Reply with the count of lines holding "forest", nothing more.

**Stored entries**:
+--

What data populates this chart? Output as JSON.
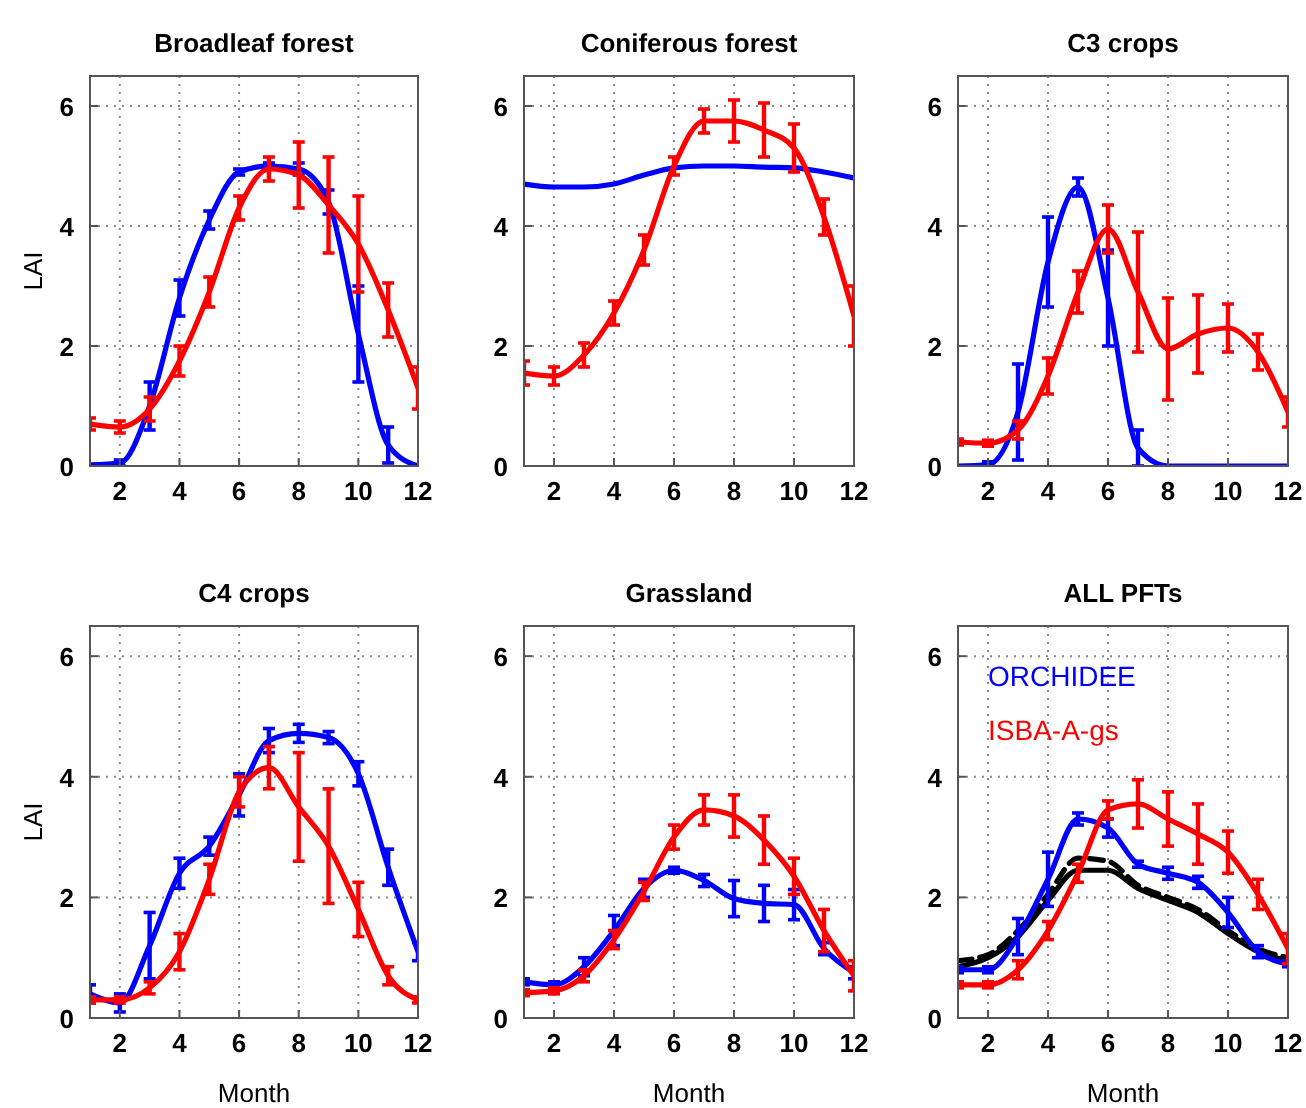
{
  "chart_data": [
    {
      "type": "line",
      "title": "Broadleaf forest",
      "ylabel": "LAI",
      "x": [
        1,
        2,
        3,
        4,
        5,
        6,
        7,
        8,
        9,
        10,
        11,
        12
      ],
      "xlim": [
        1,
        12
      ],
      "xticks": [
        2,
        4,
        6,
        8,
        10,
        12
      ],
      "ylim": [
        0,
        6.5
      ],
      "yticks": [
        0,
        2,
        4,
        6
      ],
      "grid": true,
      "series": [
        {
          "color": "#0000ff",
          "values": [
            0.02,
            0.05,
            1.0,
            2.8,
            4.1,
            4.9,
            5.0,
            4.95,
            4.4,
            2.2,
            0.35,
            0.0
          ],
          "errors": [
            null,
            0.05,
            0.4,
            0.3,
            0.15,
            0.05,
            0.05,
            0.1,
            0.2,
            0.8,
            0.3,
            null
          ]
        },
        {
          "color": "#ff0000",
          "values": [
            0.7,
            0.65,
            0.95,
            1.75,
            2.9,
            4.3,
            4.95,
            4.85,
            4.35,
            3.7,
            2.6,
            1.3
          ],
          "errors": [
            0.1,
            0.1,
            0.2,
            0.25,
            0.25,
            0.2,
            0.2,
            0.55,
            0.8,
            0.8,
            0.45,
            0.35
          ]
        }
      ]
    },
    {
      "type": "line",
      "title": "Coniferous forest",
      "x": [
        1,
        2,
        3,
        4,
        5,
        6,
        7,
        8,
        9,
        10,
        11,
        12
      ],
      "xlim": [
        1,
        12
      ],
      "xticks": [
        2,
        4,
        6,
        8,
        10,
        12
      ],
      "ylim": [
        0,
        6.5
      ],
      "yticks": [
        0,
        2,
        4,
        6
      ],
      "grid": true,
      "series": [
        {
          "color": "#0000ff",
          "values": [
            4.7,
            4.65,
            4.65,
            4.7,
            4.85,
            4.97,
            5.0,
            5.0,
            4.98,
            4.97,
            4.9,
            4.8
          ]
        },
        {
          "color": "#ff0000",
          "values": [
            1.55,
            1.5,
            1.85,
            2.55,
            3.6,
            5.0,
            5.75,
            5.75,
            5.6,
            5.3,
            4.15,
            2.5
          ],
          "errors": [
            0.2,
            0.15,
            0.2,
            0.2,
            0.25,
            0.15,
            0.2,
            0.35,
            0.45,
            0.4,
            0.3,
            0.5
          ]
        }
      ]
    },
    {
      "type": "line",
      "title": "C3 crops",
      "x": [
        1,
        2,
        3,
        4,
        5,
        6,
        7,
        8,
        9,
        10,
        11,
        12
      ],
      "xlim": [
        1,
        12
      ],
      "xticks": [
        2,
        4,
        6,
        8,
        10,
        12
      ],
      "ylim": [
        0,
        6.5
      ],
      "yticks": [
        0,
        2,
        4,
        6
      ],
      "grid": true,
      "series": [
        {
          "color": "#0000ff",
          "values": [
            0,
            0.02,
            0.9,
            3.4,
            4.65,
            2.8,
            0.3,
            0,
            0,
            0,
            0,
            0
          ],
          "errors": [
            null,
            0.05,
            0.8,
            0.75,
            0.15,
            0.8,
            0.3,
            null,
            null,
            null,
            null,
            null
          ]
        },
        {
          "color": "#ff0000",
          "values": [
            0.4,
            0.38,
            0.6,
            1.5,
            2.9,
            3.95,
            2.9,
            1.95,
            2.2,
            2.3,
            1.9,
            0.9
          ],
          "errors": [
            0.05,
            0.05,
            0.15,
            0.3,
            0.35,
            0.4,
            1.0,
            0.85,
            0.65,
            0.4,
            0.3,
            0.25
          ]
        }
      ]
    },
    {
      "type": "line",
      "title": "C4 crops",
      "xlabel": "Month",
      "ylabel": "LAI",
      "x": [
        1,
        2,
        3,
        4,
        5,
        6,
        7,
        8,
        9,
        10,
        11,
        12
      ],
      "xlim": [
        1,
        12
      ],
      "xticks": [
        2,
        4,
        6,
        8,
        10,
        12
      ],
      "ylim": [
        0,
        6.5
      ],
      "yticks": [
        0,
        2,
        4,
        6
      ],
      "grid": true,
      "series": [
        {
          "color": "#0000ff",
          "values": [
            0.4,
            0.25,
            1.2,
            2.4,
            2.85,
            3.7,
            4.6,
            4.72,
            4.65,
            4.05,
            2.5,
            1.1
          ],
          "errors": [
            0.15,
            0.15,
            0.55,
            0.25,
            0.15,
            0.35,
            0.2,
            0.15,
            0.1,
            0.2,
            0.3,
            0.15
          ]
        },
        {
          "color": "#ff0000",
          "values": [
            0.3,
            0.3,
            0.5,
            1.1,
            2.3,
            3.75,
            4.15,
            3.5,
            2.85,
            1.8,
            0.7,
            0.3
          ],
          "errors": [
            0.05,
            0.05,
            0.1,
            0.3,
            0.25,
            0.25,
            0.35,
            0.9,
            0.95,
            0.45,
            0.15,
            0.05
          ]
        }
      ]
    },
    {
      "type": "line",
      "title": "Grassland",
      "xlabel": "Month",
      "x": [
        1,
        2,
        3,
        4,
        5,
        6,
        7,
        8,
        9,
        10,
        11,
        12
      ],
      "xlim": [
        1,
        12
      ],
      "xticks": [
        2,
        4,
        6,
        8,
        10,
        12
      ],
      "ylim": [
        0,
        6.5
      ],
      "yticks": [
        0,
        2,
        4,
        6
      ],
      "grid": true,
      "series": [
        {
          "color": "#0000ff",
          "values": [
            0.6,
            0.55,
            0.85,
            1.45,
            2.15,
            2.45,
            2.28,
            1.98,
            1.9,
            1.88,
            1.15,
            0.75
          ],
          "errors": [
            0.05,
            0.05,
            0.15,
            0.25,
            0.15,
            0.05,
            0.1,
            0.3,
            0.3,
            0.25,
            0.1,
            0.1
          ]
        },
        {
          "color": "#ff0000",
          "values": [
            0.42,
            0.45,
            0.7,
            1.3,
            2.1,
            3.0,
            3.45,
            3.35,
            2.95,
            2.35,
            1.45,
            0.7
          ],
          "errors": [
            0.05,
            0.05,
            0.1,
            0.15,
            0.15,
            0.2,
            0.25,
            0.35,
            0.4,
            0.3,
            0.35,
            0.25
          ]
        }
      ]
    },
    {
      "type": "line",
      "title": "ALL PFTs",
      "xlabel": "Month",
      "x": [
        1,
        2,
        3,
        4,
        5,
        6,
        7,
        8,
        9,
        10,
        11,
        12
      ],
      "xlim": [
        1,
        12
      ],
      "xticks": [
        2,
        4,
        6,
        8,
        10,
        12
      ],
      "ylim": [
        0,
        6.5
      ],
      "yticks": [
        0,
        2,
        4,
        6
      ],
      "grid": true,
      "legend": "top left",
      "series": [
        {
          "color": "#000000",
          "line_style": "solid",
          "values": [
            0.85,
            1.0,
            1.35,
            1.95,
            2.45,
            2.45,
            2.15,
            1.95,
            1.75,
            1.4,
            1.1,
            0.95
          ]
        },
        {
          "color": "#000000",
          "line_style": "dashed",
          "values": [
            0.95,
            1.05,
            1.45,
            2.05,
            2.65,
            2.6,
            2.2,
            2.0,
            1.8,
            1.45,
            1.15,
            1.0
          ]
        },
        {
          "name": "ORCHIDEE",
          "color": "#0000ff",
          "values": [
            0.8,
            0.8,
            1.35,
            2.3,
            3.3,
            3.15,
            2.55,
            2.4,
            2.25,
            1.75,
            1.1,
            0.9
          ],
          "errors": [
            0.05,
            0.05,
            0.3,
            0.45,
            0.1,
            0.15,
            0.05,
            0.1,
            0.1,
            0.25,
            0.1,
            0.05
          ]
        },
        {
          "name": "ISBA-A-gs",
          "color": "#ff0000",
          "values": [
            0.55,
            0.55,
            0.8,
            1.45,
            2.4,
            3.45,
            3.55,
            3.3,
            3.05,
            2.75,
            2.05,
            1.15
          ],
          "errors": [
            0.05,
            0.05,
            0.15,
            0.15,
            0.15,
            0.15,
            0.4,
            0.45,
            0.5,
            0.35,
            0.25,
            0.25
          ]
        }
      ]
    }
  ]
}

+--

**RESPONSE TO THE EXERCISE**: 2